▸ GIVEN REQUEST
Restate, word for word, all of the material shown below.

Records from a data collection
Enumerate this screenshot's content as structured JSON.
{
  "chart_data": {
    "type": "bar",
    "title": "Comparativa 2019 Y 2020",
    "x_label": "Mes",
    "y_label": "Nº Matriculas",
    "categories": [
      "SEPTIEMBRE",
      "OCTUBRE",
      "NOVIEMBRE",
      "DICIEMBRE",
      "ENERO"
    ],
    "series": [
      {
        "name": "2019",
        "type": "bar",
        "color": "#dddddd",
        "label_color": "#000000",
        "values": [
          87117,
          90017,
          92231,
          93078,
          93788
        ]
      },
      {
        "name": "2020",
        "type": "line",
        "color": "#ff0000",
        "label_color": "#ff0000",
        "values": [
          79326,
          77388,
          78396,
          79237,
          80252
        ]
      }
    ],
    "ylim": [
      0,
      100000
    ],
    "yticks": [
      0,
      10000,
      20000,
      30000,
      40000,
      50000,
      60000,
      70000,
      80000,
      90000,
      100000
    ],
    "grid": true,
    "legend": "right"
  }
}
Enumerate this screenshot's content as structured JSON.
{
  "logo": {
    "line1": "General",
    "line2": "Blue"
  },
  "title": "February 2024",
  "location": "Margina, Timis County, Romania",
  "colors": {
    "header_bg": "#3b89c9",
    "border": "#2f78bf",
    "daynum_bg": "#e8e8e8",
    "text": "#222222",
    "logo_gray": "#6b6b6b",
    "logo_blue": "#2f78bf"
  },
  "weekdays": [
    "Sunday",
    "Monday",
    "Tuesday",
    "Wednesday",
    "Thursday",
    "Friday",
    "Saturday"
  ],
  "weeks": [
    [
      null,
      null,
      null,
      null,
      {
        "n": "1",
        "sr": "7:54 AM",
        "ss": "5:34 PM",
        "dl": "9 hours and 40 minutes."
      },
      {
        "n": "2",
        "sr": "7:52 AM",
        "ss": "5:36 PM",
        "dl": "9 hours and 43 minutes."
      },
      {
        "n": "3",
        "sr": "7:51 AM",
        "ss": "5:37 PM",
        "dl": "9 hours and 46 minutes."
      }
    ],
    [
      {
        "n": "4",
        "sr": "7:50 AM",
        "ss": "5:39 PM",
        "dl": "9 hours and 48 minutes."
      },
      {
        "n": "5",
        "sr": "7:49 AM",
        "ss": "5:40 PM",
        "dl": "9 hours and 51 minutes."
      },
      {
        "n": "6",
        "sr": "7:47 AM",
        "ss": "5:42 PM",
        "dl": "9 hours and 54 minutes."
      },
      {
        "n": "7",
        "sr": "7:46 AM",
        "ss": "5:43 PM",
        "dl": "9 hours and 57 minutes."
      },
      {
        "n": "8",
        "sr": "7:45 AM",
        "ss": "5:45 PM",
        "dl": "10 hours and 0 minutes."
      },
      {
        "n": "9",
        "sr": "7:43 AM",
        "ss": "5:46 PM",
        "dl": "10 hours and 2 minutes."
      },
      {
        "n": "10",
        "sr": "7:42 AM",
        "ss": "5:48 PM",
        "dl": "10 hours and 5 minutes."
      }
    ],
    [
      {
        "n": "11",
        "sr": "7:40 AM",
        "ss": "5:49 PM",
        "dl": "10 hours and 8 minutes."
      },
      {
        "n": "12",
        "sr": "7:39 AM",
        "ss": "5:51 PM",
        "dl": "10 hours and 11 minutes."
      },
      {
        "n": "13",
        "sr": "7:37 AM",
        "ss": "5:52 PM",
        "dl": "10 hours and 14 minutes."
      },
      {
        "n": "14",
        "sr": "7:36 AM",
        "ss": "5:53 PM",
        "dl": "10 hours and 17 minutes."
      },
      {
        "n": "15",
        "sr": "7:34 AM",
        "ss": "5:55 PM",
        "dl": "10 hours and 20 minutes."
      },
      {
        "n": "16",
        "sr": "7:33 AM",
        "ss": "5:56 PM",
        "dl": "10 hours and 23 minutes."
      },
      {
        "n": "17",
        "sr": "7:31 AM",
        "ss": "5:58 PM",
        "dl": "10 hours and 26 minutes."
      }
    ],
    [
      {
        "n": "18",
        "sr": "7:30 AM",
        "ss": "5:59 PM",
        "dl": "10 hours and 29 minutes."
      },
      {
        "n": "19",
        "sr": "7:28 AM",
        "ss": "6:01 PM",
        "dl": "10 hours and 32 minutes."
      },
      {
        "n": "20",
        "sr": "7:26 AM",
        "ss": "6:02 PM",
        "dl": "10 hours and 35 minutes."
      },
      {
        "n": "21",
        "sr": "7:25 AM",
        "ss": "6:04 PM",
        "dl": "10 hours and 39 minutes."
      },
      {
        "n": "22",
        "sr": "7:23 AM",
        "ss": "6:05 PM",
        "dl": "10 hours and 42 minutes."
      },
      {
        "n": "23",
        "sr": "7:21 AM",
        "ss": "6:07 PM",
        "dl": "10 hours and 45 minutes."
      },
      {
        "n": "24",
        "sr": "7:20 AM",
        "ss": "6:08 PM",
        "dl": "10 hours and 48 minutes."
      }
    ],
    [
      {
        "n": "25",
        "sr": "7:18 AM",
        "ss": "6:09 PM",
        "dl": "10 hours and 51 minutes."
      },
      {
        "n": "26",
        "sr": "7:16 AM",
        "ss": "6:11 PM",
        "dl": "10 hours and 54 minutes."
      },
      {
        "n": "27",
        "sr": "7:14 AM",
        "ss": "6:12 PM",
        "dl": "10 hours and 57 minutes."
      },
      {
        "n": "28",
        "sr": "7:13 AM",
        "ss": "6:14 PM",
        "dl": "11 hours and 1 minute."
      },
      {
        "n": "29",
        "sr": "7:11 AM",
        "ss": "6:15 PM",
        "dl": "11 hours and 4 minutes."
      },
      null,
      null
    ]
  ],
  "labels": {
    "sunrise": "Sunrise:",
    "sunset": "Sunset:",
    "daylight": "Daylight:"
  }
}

▸ OUTPUT FOR THIS TASK
Enumerate this screenshot's content as structured JSON.
{
  "chart_data": {
    "type": "bar",
    "title": "Comparativa 2019 Y 2020",
    "x_label": "Mes",
    "y_label": "Nº Matriculas",
    "categories": [
      "SEPTIEMBRE",
      "OCTUBRE",
      "NOVIEMBRE",
      "DICIEMBRE",
      "ENERO"
    ],
    "series": [
      {
        "name": "2019",
        "type": "bar",
        "color": "#dddddd",
        "label_color": "#000000",
        "values": [
          87117,
          90017,
          92231,
          93078,
          93788
        ]
      },
      {
        "name": "2020",
        "type": "line",
        "color": "#ff0000",
        "label_color": "#ff0000",
        "values": [
          79326,
          77388,
          78396,
          79237,
          80252
        ]
      }
    ],
    "ylim": [
      0,
      100000
    ],
    "yticks": [
      0,
      10000,
      20000,
      30000,
      40000,
      50000,
      60000,
      70000,
      80000,
      90000,
      100000
    ],
    "grid": true,
    "legend": "right"
  }
}
Enumerate this screenshot's content as structured JSON.
{
  "logo": {
    "line1": "General",
    "line2": "Blue"
  },
  "title": "February 2024",
  "location": "Margina, Timis County, Romania",
  "colors": {
    "header_bg": "#3b89c9",
    "border": "#2f78bf",
    "daynum_bg": "#e8e8e8",
    "text": "#222222",
    "logo_gray": "#6b6b6b",
    "logo_blue": "#2f78bf"
  },
  "weekdays": [
    "Sunday",
    "Monday",
    "Tuesday",
    "Wednesday",
    "Thursday",
    "Friday",
    "Saturday"
  ],
  "weeks": [
    [
      null,
      null,
      null,
      null,
      {
        "n": "1",
        "sr": "7:54 AM",
        "ss": "5:34 PM",
        "dl": "9 hours and 40 minutes."
      },
      {
        "n": "2",
        "sr": "7:52 AM",
        "ss": "5:36 PM",
        "dl": "9 hours and 43 minutes."
      },
      {
        "n": "3",
        "sr": "7:51 AM",
        "ss": "5:37 PM",
        "dl": "9 hours and 46 minutes."
      }
    ],
    [
      {
        "n": "4",
        "sr": "7:50 AM",
        "ss": "5:39 PM",
        "dl": "9 hours and 48 minutes."
      },
      {
        "n": "5",
        "sr": "7:49 AM",
        "ss": "5:40 PM",
        "dl": "9 hours and 51 minutes."
      },
      {
        "n": "6",
        "sr": "7:47 AM",
        "ss": "5:42 PM",
        "dl": "9 hours and 54 minutes."
      },
      {
        "n": "7",
        "sr": "7:46 AM",
        "ss": "5:43 PM",
        "dl": "9 hours and 57 minutes."
      },
      {
        "n": "8",
        "sr": "7:45 AM",
        "ss": "5:45 PM",
        "dl": "10 hours and 0 minutes."
      },
      {
        "n": "9",
        "sr": "7:43 AM",
        "ss": "5:46 PM",
        "dl": "10 hours and 2 minutes."
      },
      {
        "n": "10",
        "sr": "7:42 AM",
        "ss": "5:48 PM",
        "dl": "10 hours and 5 minutes."
      }
    ],
    [
      {
        "n": "11",
        "sr": "7:40 AM",
        "ss": "5:49 PM",
        "dl": "10 hours and 8 minutes."
      },
      {
        "n": "12",
        "sr": "7:39 AM",
        "ss": "5:51 PM",
        "dl": "10 hours and 11 minutes."
      },
      {
        "n": "13",
        "sr": "7:37 AM",
        "ss": "5:52 PM",
        "dl": "10 hours and 14 minutes."
      },
      {
        "n": "14",
        "sr": "7:36 AM",
        "ss": "5:53 PM",
        "dl": "10 hours and 17 minutes."
      },
      {
        "n": "15",
        "sr": "7:34 AM",
        "ss": "5:55 PM",
        "dl": "10 hours and 20 minutes."
      },
      {
        "n": "16",
        "sr": "7:33 AM",
        "ss": "5:56 PM",
        "dl": "10 hours and 23 minutes."
      },
      {
        "n": "17",
        "sr": "7:31 AM",
        "ss": "5:58 PM",
        "dl": "10 hours and 26 minutes."
      }
    ],
    [
      {
        "n": "18",
        "sr": "7:30 AM",
        "ss": "5:59 PM",
        "dl": "10 hours and 29 minutes."
      },
      {
        "n": "19",
        "sr": "7:28 AM",
        "ss": "6:01 PM",
        "dl": "10 hours and 32 minutes."
      },
      {
        "n": "20",
        "sr": "7:26 AM",
        "ss": "6:02 PM",
        "dl": "10 hours and 35 minutes."
      },
      {
        "n": "21",
        "sr": "7:25 AM",
        "ss": "6:04 PM",
        "dl": "10 hours and 39 minutes."
      },
      {
        "n": "22",
        "sr": "7:23 AM",
        "ss": "6:05 PM",
        "dl": "10 hours and 42 minutes."
      },
      {
        "n": "23",
        "sr": "7:21 AM",
        "ss": "6:07 PM",
        "dl": "10 hours and 45 minutes."
      },
      {
        "n": "24",
        "sr": "7:20 AM",
        "ss": "6:08 PM",
        "dl": "10 hours and 48 minutes."
      }
    ],
    [
      {
        "n": "25",
        "sr": "7:18 AM",
        "ss": "6:09 PM",
        "dl": "10 hours and 51 minutes."
      },
      {
        "n": "26",
        "sr": "7:16 AM",
        "ss": "6:11 PM",
        "dl": "10 hours and 54 minutes."
      },
      {
        "n": "27",
        "sr": "7:14 AM",
        "ss": "6:12 PM",
        "dl": "10 hours and 57 minutes."
      },
      {
        "n": "28",
        "sr": "7:13 AM",
        "ss": "6:14 PM",
        "dl": "11 hours and 1 minute."
      },
      {
        "n": "29",
        "sr": "7:11 AM",
        "ss": "6:15 PM",
        "dl": "11 hours and 4 minutes."
      },
      null,
      null
    ]
  ],
  "labels": {
    "sunrise": "Sunrise:",
    "sunset": "Sunset:",
    "daylight": "Daylight:"
  }
}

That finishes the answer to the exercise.